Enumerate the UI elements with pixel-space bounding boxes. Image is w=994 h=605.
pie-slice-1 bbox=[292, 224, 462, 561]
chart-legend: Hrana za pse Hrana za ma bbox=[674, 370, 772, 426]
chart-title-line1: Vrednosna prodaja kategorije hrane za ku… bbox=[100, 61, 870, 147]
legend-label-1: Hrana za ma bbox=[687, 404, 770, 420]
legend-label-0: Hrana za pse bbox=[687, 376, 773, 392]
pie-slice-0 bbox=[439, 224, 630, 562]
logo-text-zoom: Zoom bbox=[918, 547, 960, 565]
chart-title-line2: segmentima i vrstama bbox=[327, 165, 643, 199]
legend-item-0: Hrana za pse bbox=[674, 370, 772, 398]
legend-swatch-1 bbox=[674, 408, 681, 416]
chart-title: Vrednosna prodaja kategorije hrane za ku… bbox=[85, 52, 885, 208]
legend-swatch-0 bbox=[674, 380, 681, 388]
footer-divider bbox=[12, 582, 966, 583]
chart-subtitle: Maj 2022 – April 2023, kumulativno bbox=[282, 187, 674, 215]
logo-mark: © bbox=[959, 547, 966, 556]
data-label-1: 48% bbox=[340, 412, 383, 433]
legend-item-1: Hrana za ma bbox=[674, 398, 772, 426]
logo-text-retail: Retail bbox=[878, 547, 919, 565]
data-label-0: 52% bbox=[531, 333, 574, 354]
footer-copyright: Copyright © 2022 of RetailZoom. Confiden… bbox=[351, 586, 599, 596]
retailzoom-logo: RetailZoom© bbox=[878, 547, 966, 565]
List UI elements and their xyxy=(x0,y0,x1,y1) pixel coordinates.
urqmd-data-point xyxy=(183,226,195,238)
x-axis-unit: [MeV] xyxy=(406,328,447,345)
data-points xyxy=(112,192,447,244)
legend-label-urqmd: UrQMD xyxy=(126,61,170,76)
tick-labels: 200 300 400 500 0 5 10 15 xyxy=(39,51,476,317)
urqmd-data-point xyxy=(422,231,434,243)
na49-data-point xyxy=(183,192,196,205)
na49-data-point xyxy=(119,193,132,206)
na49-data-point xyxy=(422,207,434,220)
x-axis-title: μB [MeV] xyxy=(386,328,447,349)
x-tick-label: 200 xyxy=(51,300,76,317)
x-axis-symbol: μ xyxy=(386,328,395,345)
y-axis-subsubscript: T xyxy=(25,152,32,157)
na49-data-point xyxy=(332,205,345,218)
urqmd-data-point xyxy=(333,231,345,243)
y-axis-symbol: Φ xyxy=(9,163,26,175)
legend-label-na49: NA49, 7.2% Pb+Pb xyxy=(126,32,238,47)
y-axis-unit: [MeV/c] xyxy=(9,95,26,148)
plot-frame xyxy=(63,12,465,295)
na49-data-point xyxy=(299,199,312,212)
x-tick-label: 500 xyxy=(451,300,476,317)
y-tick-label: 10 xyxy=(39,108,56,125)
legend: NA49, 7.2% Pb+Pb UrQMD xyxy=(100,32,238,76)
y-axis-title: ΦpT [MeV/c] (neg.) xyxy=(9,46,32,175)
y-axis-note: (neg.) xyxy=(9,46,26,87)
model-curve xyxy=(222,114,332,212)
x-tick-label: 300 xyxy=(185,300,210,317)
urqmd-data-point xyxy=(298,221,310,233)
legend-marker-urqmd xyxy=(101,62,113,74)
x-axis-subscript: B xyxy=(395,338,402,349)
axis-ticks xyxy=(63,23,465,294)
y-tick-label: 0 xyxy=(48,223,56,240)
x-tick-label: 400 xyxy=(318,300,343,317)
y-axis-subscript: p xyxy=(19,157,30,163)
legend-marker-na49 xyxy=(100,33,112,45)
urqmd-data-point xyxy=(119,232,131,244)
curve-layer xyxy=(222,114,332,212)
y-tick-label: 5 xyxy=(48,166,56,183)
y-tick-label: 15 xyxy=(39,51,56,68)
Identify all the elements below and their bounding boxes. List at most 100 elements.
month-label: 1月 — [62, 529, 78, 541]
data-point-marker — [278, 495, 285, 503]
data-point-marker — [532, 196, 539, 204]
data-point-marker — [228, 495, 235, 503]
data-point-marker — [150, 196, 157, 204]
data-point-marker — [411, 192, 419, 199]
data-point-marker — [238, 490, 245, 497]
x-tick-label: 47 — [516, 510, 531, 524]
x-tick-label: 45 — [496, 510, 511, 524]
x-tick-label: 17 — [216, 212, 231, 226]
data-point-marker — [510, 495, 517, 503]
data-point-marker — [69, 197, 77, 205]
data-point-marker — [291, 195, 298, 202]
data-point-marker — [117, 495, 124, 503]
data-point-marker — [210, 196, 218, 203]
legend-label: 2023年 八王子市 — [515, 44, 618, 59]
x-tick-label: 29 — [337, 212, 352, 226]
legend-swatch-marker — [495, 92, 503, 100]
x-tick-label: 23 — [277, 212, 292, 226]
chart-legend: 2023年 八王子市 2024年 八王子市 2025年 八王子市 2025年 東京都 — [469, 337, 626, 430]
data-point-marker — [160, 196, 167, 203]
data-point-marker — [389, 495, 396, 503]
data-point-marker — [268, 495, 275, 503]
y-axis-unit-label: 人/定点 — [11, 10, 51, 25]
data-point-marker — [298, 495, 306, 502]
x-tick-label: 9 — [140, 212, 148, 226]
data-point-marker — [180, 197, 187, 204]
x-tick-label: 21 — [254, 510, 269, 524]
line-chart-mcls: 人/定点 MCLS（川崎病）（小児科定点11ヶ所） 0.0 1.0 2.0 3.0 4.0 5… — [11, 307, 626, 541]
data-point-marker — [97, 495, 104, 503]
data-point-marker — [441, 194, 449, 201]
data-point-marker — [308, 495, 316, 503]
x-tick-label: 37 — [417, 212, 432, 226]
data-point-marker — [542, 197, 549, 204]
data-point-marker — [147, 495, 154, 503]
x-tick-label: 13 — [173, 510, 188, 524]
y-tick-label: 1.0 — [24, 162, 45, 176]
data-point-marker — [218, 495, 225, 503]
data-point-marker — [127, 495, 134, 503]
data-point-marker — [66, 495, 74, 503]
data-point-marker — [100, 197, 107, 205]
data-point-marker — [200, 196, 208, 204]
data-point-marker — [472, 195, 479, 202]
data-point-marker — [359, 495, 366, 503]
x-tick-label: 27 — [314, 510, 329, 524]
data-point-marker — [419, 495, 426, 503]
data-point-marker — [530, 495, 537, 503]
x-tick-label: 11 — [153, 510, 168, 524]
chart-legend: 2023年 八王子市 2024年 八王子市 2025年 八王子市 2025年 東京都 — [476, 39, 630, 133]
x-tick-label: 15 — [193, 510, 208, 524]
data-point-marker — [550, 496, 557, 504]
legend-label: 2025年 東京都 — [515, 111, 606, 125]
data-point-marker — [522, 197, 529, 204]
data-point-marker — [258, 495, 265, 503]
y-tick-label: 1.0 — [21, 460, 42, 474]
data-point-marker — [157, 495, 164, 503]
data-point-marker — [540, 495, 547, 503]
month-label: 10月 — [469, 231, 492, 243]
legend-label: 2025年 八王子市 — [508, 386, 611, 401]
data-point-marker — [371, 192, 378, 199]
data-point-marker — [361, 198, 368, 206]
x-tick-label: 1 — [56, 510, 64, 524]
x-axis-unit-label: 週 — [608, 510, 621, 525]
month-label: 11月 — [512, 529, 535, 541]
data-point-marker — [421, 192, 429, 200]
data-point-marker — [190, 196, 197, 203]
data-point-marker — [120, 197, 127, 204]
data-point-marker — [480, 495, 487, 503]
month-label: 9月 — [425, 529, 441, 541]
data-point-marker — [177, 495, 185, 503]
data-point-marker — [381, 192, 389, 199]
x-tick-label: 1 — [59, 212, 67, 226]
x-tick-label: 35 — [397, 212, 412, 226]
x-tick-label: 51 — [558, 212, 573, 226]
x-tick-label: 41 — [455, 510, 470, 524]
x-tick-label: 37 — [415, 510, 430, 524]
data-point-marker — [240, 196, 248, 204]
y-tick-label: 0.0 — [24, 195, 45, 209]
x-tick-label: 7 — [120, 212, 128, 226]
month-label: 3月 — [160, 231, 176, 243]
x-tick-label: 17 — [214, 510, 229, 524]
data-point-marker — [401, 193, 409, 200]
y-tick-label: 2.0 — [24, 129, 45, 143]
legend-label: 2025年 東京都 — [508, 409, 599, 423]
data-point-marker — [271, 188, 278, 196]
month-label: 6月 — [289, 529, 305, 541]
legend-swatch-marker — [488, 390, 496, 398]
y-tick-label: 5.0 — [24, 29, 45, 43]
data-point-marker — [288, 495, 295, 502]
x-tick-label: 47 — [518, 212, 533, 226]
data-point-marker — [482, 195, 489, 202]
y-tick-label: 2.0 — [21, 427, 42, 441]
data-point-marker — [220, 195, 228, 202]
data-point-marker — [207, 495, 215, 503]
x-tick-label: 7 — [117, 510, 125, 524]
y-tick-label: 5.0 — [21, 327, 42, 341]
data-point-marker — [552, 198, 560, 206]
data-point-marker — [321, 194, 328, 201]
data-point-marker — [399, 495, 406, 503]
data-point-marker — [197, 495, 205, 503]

▶ EXERCISE
Which lines in the material above contain the string "chart"? Extract each of them, treating uppercase and lowercase letters as different.

▶ FINISHED EXERCISE
chart-legend: Hrana za pse Hrana za ma bbox=[674, 370, 772, 426]
chart-title-line1: Vrednosna prodaja kategorije hrane za ku… bbox=[100, 61, 870, 147]
chart-title-line2: segmentima i vrstama bbox=[327, 165, 643, 199]
chart-title: Vrednosna prodaja kategorije hrane za ku… bbox=[85, 52, 885, 208]
chart-subtitle: Maj 2022 – April 2023, kumulativno bbox=[282, 187, 674, 215]
chart-legend: 2023年 八王子市 2024年 八王子市 2025年 八王子市 2025年 東京都 — [469, 337, 626, 430]
line-chart-mcls: 人/定点 MCLS（川崎病）（小児科定点11ヶ所） 0.0 1.0 2.0 3.0 4.0 5… — [11, 307, 626, 541]
chart-legend: 2023年 八王子市 2024年 八王子市 2025年 八王子市 2025年 東京都 — [476, 39, 630, 133]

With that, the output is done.